Short problem: Find every line with the word "très" and report how many there are, without any other text.

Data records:
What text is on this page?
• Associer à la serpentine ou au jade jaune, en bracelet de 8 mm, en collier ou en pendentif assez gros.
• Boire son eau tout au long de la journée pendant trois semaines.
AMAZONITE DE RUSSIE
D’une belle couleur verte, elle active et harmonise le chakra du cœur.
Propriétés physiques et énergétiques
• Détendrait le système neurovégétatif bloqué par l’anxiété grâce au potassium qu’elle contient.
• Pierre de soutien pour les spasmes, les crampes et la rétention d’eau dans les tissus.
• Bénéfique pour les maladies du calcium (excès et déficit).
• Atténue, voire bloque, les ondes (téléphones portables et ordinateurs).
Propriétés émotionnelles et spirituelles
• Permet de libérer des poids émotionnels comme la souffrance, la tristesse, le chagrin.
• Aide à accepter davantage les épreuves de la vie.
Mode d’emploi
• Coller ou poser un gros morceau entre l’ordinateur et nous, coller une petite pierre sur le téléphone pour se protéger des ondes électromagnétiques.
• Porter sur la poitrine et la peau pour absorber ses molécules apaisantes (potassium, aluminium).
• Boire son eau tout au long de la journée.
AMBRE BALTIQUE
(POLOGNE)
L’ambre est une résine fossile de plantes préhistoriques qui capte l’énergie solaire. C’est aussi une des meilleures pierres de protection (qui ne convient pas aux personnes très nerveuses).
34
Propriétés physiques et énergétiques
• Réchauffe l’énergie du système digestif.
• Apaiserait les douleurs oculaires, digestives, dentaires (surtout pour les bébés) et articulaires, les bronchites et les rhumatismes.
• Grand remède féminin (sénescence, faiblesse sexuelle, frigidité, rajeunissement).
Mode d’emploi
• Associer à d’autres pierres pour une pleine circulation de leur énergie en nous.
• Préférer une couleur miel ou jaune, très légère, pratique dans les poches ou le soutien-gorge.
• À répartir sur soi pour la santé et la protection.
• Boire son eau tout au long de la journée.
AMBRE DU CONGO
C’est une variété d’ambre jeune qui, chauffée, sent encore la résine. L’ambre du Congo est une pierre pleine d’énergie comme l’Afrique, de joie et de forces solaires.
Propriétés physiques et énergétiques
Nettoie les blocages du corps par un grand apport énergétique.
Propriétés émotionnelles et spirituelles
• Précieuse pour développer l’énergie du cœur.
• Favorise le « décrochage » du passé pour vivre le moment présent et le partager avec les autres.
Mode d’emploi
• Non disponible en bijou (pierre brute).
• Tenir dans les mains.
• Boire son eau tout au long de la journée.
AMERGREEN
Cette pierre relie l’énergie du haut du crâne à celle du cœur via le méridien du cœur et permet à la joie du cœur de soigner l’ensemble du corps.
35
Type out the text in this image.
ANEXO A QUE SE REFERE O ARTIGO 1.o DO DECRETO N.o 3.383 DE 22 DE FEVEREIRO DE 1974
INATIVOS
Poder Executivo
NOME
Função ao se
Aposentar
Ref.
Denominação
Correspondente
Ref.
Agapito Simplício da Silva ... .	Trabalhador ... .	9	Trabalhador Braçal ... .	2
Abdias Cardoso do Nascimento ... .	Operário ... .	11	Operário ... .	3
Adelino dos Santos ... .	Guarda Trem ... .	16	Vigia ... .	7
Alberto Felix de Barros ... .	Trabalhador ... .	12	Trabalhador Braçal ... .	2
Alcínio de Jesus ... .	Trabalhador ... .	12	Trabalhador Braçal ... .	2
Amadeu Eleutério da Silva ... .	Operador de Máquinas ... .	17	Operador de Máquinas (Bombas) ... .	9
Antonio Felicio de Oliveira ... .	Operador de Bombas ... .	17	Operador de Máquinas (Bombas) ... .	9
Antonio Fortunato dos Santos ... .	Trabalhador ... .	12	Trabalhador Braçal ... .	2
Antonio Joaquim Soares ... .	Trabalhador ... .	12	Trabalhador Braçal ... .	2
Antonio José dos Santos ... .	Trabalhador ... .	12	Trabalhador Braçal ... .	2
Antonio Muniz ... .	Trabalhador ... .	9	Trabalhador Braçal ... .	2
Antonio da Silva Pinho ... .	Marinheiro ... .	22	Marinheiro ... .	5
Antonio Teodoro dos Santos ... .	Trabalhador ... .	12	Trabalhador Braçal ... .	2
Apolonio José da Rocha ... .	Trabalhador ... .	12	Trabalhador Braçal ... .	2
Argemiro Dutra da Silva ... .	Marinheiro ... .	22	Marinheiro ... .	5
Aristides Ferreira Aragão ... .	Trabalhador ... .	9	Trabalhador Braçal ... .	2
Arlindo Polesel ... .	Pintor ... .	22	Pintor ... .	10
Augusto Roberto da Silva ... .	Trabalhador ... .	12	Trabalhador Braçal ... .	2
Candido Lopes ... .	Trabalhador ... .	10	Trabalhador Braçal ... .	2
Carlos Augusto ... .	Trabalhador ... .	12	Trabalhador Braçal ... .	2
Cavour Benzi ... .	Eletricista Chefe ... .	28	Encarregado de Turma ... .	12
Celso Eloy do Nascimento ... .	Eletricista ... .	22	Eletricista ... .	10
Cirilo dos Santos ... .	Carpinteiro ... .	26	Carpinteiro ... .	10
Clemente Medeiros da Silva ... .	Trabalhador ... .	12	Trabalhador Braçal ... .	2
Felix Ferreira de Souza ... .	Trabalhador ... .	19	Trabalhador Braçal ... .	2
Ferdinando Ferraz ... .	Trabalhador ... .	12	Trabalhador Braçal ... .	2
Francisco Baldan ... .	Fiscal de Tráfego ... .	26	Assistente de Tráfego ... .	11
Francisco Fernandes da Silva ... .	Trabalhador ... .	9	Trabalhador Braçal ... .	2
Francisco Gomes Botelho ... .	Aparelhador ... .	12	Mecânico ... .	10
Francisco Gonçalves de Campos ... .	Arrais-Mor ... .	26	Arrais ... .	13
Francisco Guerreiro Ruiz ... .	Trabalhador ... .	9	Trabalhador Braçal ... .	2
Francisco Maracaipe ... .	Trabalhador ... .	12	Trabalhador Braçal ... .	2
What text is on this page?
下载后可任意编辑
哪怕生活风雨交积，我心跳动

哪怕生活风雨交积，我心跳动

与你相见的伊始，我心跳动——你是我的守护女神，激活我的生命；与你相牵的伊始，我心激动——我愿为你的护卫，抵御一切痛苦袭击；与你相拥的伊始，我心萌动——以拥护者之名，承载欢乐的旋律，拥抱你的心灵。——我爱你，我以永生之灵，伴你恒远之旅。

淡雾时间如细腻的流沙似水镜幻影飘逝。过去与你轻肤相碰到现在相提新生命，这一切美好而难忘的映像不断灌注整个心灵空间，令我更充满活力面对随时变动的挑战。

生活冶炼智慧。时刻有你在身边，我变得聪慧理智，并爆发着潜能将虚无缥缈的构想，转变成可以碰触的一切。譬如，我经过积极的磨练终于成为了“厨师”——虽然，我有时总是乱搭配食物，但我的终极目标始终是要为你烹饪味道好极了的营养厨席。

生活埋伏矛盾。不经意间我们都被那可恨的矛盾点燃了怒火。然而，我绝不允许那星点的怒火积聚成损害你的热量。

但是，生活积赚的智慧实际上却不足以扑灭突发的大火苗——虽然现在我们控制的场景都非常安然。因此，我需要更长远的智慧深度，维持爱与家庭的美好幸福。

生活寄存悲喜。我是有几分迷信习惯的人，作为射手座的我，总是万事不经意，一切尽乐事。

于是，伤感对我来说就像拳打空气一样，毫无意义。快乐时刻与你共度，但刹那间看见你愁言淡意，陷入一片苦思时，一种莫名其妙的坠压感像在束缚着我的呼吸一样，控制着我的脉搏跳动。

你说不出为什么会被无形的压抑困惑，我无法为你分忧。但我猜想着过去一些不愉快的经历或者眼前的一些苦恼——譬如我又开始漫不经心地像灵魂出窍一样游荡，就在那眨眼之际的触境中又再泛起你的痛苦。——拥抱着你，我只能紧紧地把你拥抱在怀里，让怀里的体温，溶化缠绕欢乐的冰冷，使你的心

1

Answer: 2